## [What this task involves]
Repeat the material exactly, leaving nothing out.

---------- Dataset

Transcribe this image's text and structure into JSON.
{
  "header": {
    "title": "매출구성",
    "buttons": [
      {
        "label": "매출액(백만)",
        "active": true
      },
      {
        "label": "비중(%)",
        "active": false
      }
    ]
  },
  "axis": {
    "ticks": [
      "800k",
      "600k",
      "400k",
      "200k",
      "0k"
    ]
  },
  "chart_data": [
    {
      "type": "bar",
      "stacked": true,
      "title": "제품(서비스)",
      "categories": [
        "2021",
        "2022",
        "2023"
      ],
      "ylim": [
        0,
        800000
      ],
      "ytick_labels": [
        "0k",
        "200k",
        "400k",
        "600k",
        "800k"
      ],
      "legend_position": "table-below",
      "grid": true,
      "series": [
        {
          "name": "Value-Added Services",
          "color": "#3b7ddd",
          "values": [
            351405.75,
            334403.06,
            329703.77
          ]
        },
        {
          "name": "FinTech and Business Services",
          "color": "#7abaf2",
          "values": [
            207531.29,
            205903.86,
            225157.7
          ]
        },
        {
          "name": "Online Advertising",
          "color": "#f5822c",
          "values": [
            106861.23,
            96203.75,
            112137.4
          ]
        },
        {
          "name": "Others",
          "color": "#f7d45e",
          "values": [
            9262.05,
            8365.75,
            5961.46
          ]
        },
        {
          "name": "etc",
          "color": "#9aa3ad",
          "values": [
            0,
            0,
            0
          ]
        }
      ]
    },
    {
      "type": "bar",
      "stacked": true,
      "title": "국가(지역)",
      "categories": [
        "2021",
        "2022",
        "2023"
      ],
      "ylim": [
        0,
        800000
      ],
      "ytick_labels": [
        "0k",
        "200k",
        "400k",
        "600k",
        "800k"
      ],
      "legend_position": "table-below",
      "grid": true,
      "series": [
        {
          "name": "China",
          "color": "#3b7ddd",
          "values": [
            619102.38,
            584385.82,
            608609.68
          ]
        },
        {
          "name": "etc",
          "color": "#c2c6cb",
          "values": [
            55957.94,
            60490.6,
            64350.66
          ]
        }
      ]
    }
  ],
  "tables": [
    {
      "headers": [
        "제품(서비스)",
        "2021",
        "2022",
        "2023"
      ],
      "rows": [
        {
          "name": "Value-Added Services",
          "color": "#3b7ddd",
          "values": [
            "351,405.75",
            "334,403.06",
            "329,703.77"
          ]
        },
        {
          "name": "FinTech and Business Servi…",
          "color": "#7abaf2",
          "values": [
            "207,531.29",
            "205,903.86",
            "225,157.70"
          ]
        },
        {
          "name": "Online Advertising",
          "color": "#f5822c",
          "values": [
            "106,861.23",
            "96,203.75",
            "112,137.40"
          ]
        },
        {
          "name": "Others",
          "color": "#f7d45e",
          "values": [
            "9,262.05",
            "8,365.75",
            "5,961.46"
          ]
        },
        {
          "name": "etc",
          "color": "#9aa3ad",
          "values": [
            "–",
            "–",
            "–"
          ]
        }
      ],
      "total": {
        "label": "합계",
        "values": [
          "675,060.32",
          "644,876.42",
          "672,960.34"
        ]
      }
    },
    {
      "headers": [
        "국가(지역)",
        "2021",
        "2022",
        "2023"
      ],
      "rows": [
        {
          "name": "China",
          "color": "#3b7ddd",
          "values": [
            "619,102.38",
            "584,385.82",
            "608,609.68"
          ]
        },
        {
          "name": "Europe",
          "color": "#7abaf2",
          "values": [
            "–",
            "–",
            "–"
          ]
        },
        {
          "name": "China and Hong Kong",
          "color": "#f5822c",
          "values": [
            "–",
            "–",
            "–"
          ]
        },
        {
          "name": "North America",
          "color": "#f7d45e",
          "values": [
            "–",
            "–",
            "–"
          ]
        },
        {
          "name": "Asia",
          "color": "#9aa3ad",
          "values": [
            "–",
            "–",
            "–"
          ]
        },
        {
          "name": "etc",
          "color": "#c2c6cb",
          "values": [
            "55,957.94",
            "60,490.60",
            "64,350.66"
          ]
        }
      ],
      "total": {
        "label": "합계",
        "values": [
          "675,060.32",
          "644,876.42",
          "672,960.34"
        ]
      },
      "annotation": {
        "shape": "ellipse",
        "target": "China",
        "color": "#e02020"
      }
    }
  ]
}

--------------------

## [Finished task]
Transcribe this image's text and structure into JSON.
{
  "header": {
    "title": "매출구성",
    "buttons": [
      {
        "label": "매출액(백만)",
        "active": true
      },
      {
        "label": "비중(%)",
        "active": false
      }
    ]
  },
  "axis": {
    "ticks": [
      "800k",
      "600k",
      "400k",
      "200k",
      "0k"
    ]
  },
  "chart_data": [
    {
      "type": "bar",
      "stacked": true,
      "title": "제품(서비스)",
      "categories": [
        "2021",
        "2022",
        "2023"
      ],
      "ylim": [
        0,
        800000
      ],
      "ytick_labels": [
        "0k",
        "200k",
        "400k",
        "600k",
        "800k"
      ],
      "legend_position": "table-below",
      "grid": true,
      "series": [
        {
          "name": "Value-Added Services",
          "color": "#3b7ddd",
          "values": [
            351405.75,
            334403.06,
            329703.77
          ]
        },
        {
          "name": "FinTech and Business Services",
          "color": "#7abaf2",
          "values": [
            207531.29,
            205903.86,
            225157.7
          ]
        },
        {
          "name": "Online Advertising",
          "color": "#f5822c",
          "values": [
            106861.23,
            96203.75,
            112137.4
          ]
        },
        {
          "name": "Others",
          "color": "#f7d45e",
          "values": [
            9262.05,
            8365.75,
            5961.46
          ]
        },
        {
          "name": "etc",
          "color": "#9aa3ad",
          "values": [
            0,
            0,
            0
          ]
        }
      ]
    },
    {
      "type": "bar",
      "stacked": true,
      "title": "국가(지역)",
      "categories": [
        "2021",
        "2022",
        "2023"
      ],
      "ylim": [
        0,
        800000
      ],
      "ytick_labels": [
        "0k",
        "200k",
        "400k",
        "600k",
        "800k"
      ],
      "legend_position": "table-below",
      "grid": true,
      "series": [
        {
          "name": "China",
          "color": "#3b7ddd",
          "values": [
            619102.38,
            584385.82,
            608609.68
          ]
        },
        {
          "name": "etc",
          "color": "#c2c6cb",
          "values": [
            55957.94,
            60490.6,
            64350.66
          ]
        }
      ]
    }
  ],
  "tables": [
    {
      "headers": [
        "제품(서비스)",
        "2021",
        "2022",
        "2023"
      ],
      "rows": [
        {
          "name": "Value-Added Services",
          "color": "#3b7ddd",
          "values": [
            "351,405.75",
            "334,403.06",
            "329,703.77"
          ]
        },
        {
          "name": "FinTech and Business Servi…",
          "color": "#7abaf2",
          "values": [
            "207,531.29",
            "205,903.86",
            "225,157.70"
          ]
        },
        {
          "name": "Online Advertising",
          "color": "#f5822c",
          "values": [
            "106,861.23",
            "96,203.75",
            "112,137.40"
          ]
        },
        {
          "name": "Others",
          "color": "#f7d45e",
          "values": [
            "9,262.05",
            "8,365.75",
            "5,961.46"
          ]
        },
        {
          "name": "etc",
          "color": "#9aa3ad",
          "values": [
            "–",
            "–",
            "–"
          ]
        }
      ],
      "total": {
        "label": "합계",
        "values": [
          "675,060.32",
          "644,876.42",
          "672,960.34"
        ]
      }
    },
    {
      "headers": [
        "국가(지역)",
        "2021",
        "2022",
        "2023"
      ],
      "rows": [
        {
          "name": "China",
          "color": "#3b7ddd",
          "values": [
            "619,102.38",
            "584,385.82",
            "608,609.68"
          ]
        },
        {
          "name": "Europe",
          "color": "#7abaf2",
          "values": [
            "–",
            "–",
            "–"
          ]
        },
        {
          "name": "China and Hong Kong",
          "color": "#f5822c",
          "values": [
            "–",
            "–",
            "–"
          ]
        },
        {
          "name": "North America",
          "color": "#f7d45e",
          "values": [
            "–",
            "–",
            "–"
          ]
        },
        {
          "name": "Asia",
          "color": "#9aa3ad",
          "values": [
            "–",
            "–",
            "–"
          ]
        },
        {
          "name": "etc",
          "color": "#c2c6cb",
          "values": [
            "55,957.94",
            "60,490.60",
            "64,350.66"
          ]
        }
      ],
      "total": {
        "label": "합계",
        "values": [
          "675,060.32",
          "644,876.42",
          "672,960.34"
        ]
      },
      "annotation": {
        "shape": "ellipse",
        "target": "China",
        "color": "#e02020"
      }
    }
  ]
}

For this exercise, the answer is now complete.